----- Material supplied -----

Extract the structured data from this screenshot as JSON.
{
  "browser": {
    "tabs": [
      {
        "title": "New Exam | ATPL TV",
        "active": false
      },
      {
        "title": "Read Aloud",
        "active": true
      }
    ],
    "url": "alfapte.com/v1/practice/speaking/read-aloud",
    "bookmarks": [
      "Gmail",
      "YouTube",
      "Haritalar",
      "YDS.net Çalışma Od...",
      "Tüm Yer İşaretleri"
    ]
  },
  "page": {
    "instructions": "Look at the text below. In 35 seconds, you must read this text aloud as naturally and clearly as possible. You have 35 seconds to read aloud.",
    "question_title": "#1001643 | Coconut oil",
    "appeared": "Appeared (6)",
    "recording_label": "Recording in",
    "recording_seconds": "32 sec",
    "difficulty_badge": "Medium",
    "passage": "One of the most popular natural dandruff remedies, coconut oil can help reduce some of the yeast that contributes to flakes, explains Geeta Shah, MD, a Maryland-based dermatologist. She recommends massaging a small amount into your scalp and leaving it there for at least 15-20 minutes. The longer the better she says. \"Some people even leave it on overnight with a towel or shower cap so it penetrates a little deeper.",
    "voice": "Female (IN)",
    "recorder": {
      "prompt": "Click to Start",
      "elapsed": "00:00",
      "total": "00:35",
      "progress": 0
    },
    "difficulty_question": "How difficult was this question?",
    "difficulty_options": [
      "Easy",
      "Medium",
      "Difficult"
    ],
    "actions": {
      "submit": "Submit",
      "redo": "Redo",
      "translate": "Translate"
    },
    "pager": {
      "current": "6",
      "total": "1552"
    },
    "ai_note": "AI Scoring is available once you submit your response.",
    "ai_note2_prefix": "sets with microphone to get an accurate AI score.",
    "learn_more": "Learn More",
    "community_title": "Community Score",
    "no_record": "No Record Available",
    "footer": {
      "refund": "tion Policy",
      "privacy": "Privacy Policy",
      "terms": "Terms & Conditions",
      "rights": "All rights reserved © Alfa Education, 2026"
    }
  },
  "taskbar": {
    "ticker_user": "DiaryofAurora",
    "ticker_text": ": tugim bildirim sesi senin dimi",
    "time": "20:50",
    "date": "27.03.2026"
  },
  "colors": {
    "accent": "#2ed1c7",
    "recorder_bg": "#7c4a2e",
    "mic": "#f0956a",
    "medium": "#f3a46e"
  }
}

-----

What you should do - Retype the data exactly as given.

Complete output -
Extract the structured data from this screenshot as JSON.
{
  "browser": {
    "tabs": [
      {
        "title": "New Exam | ATPL TV",
        "active": false
      },
      {
        "title": "Read Aloud",
        "active": true
      }
    ],
    "url": "alfapte.com/v1/practice/speaking/read-aloud",
    "bookmarks": [
      "Gmail",
      "YouTube",
      "Haritalar",
      "YDS.net Çalışma Od...",
      "Tüm Yer İşaretleri"
    ]
  },
  "page": {
    "instructions": "Look at the text below. In 35 seconds, you must read this text aloud as naturally and clearly as possible. You have 35 seconds to read aloud.",
    "question_title": "#1001643 | Coconut oil",
    "appeared": "Appeared (6)",
    "recording_label": "Recording in",
    "recording_seconds": "32 sec",
    "difficulty_badge": "Medium",
    "passage": "One of the most popular natural dandruff remedies, coconut oil can help reduce some of the yeast that contributes to flakes, explains Geeta Shah, MD, a Maryland-based dermatologist. She recommends massaging a small amount into your scalp and leaving it there for at least 15-20 minutes. The longer the better she says. \"Some people even leave it on overnight with a towel or shower cap so it penetrates a little deeper.",
    "voice": "Female (IN)",
    "recorder": {
      "prompt": "Click to Start",
      "elapsed": "00:00",
      "total": "00:35",
      "progress": 0
    },
    "difficulty_question": "How difficult was this question?",
    "difficulty_options": [
      "Easy",
      "Medium",
      "Difficult"
    ],
    "actions": {
      "submit": "Submit",
      "redo": "Redo",
      "translate": "Translate"
    },
    "pager": {
      "current": "6",
      "total": "1552"
    },
    "ai_note": "AI Scoring is available once you submit your response.",
    "ai_note2_prefix": "sets with microphone to get an accurate AI score.",
    "learn_more": "Learn More",
    "community_title": "Community Score",
    "no_record": "No Record Available",
    "footer": {
      "refund": "tion Policy",
      "privacy": "Privacy Policy",
      "terms": "Terms & Conditions",
      "rights": "All rights reserved © Alfa Education, 2026"
    }
  },
  "taskbar": {
    "ticker_user": "DiaryofAurora",
    "ticker_text": ": tugim bildirim sesi senin dimi",
    "time": "20:50",
    "date": "27.03.2026"
  },
  "colors": {
    "accent": "#2ed1c7",
    "recorder_bg": "#7c4a2e",
    "mic": "#f0956a",
    "medium": "#f3a46e"
  }
}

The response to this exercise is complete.